- Task objective -
In the excerpt about the Beeper messaging app, which service's chats are left out of Beeper's unified inbox?

- Excerpt -
# # # # # # #
If you’re frazzled from ping-ponging among a bunch of apps to check your chat messages, let me suggest a balm for your addled brain.
I’m a fan of Beeper, a mostly free app with a single inbox to read and reply to chats and direct messages from about a dozen services, including Google’s texting app for Android phones, WhatsApp, Slack, Meta’s Messenger, Instagram, LinkedIn and X.
Think of Beeper like a Marie Kondo that wrangles your DMs and brings a measure of tidiness to your digital communications.
Beeper, which started an app remodeling this month, isn’t right for everyone. Perhaps its biggest shortcoming is that Beeper’s unified inbox doesn’t include chats from iMessage after a bitter disagreement with Apple.
If you can deal with flaws and are eager to stop checking multiple chat apps regularly, give Beeper a shot.
And even if you never use it, Beeper is a chance to reflect on why you have to use the same chat app as your buddy when email doesn’t work that way.
What makes Beeper handy
Beeper’s premise is simple: It pulls your chat messages into one place.
If different people message you in Messenger, Discord, WhatsApp and LinkedIn DMs, the messages can all show up in Beeper as a consolidated stream. You can read and respond in the Beeper app.
If you use only one or two messaging apps, Beeper is probably a skip. But consider it if you regularly hopscotch to three or more apps for chats and direct messages, or if you wind up mindlessly scrolling Instagram every time you pop in to read one DM there.
I don’t use Beeper to pull in messages from my most commonly used communications apps, including Signal and Google Messages, which is the texting app that’s standard on most Android phones. Partly, I’m worried about the security of sensitive messages that flow through Beeper. Beeper has previously provided details about the encryption of chats.
# # # # # # #
- Record excerpts -

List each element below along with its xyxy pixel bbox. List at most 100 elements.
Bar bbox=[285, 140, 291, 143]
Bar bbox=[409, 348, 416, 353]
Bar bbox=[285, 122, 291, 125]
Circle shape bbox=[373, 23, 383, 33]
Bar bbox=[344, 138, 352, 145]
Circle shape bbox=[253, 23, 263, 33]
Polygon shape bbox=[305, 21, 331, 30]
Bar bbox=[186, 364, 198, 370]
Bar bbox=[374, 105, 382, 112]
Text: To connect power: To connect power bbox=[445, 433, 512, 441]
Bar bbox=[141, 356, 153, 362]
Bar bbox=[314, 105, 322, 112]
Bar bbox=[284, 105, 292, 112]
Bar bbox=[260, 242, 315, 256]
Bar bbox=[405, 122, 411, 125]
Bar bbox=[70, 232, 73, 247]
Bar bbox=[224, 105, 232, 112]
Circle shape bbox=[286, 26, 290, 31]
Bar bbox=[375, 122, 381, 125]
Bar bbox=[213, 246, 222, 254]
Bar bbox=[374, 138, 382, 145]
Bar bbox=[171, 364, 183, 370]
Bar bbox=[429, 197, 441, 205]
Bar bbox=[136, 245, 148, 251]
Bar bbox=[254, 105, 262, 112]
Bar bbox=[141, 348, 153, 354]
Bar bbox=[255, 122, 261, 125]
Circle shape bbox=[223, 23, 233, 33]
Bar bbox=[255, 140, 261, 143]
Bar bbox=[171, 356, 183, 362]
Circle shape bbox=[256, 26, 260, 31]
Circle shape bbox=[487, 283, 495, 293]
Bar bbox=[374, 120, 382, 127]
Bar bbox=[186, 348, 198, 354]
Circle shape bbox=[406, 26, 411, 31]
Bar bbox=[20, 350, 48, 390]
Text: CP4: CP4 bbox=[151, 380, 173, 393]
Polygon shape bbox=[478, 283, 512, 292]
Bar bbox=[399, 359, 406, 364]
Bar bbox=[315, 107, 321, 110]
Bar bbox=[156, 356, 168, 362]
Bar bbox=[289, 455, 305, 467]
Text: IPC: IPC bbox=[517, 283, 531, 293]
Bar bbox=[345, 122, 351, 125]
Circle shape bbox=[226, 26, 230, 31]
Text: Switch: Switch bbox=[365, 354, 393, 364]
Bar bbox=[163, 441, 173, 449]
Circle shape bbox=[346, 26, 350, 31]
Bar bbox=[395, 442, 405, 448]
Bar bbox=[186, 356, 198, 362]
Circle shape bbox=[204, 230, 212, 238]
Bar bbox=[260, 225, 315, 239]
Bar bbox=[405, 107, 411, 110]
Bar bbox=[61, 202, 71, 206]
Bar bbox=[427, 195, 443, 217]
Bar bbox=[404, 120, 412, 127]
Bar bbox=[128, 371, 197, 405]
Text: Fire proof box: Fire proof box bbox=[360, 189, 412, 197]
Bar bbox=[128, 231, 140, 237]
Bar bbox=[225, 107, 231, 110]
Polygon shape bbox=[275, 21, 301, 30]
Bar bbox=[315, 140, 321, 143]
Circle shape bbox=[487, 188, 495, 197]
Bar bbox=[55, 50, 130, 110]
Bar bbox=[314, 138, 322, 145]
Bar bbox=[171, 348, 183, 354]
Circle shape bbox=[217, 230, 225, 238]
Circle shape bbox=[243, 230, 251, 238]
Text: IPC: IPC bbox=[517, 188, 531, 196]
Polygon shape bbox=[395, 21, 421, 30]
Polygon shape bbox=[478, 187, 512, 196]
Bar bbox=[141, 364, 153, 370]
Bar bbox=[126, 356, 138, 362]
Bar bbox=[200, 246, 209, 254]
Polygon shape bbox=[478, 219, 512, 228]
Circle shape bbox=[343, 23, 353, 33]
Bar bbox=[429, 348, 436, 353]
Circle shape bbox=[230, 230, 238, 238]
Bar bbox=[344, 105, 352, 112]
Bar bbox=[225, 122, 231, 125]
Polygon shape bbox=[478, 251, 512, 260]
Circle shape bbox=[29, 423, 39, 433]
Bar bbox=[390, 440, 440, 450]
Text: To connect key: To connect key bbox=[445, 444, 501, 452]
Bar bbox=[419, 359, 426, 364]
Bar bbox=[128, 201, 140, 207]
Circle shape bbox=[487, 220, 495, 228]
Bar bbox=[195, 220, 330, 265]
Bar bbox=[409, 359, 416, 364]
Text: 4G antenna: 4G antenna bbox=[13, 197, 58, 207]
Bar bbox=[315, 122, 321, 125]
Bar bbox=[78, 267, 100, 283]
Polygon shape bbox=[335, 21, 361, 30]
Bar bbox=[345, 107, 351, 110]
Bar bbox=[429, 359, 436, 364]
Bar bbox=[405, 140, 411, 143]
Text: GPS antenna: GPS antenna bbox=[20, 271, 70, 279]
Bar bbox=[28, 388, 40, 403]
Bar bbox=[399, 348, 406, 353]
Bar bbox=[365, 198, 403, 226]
# # # # # # #
- Output for this task -
iMessage, after a bitter disagreement with Apple.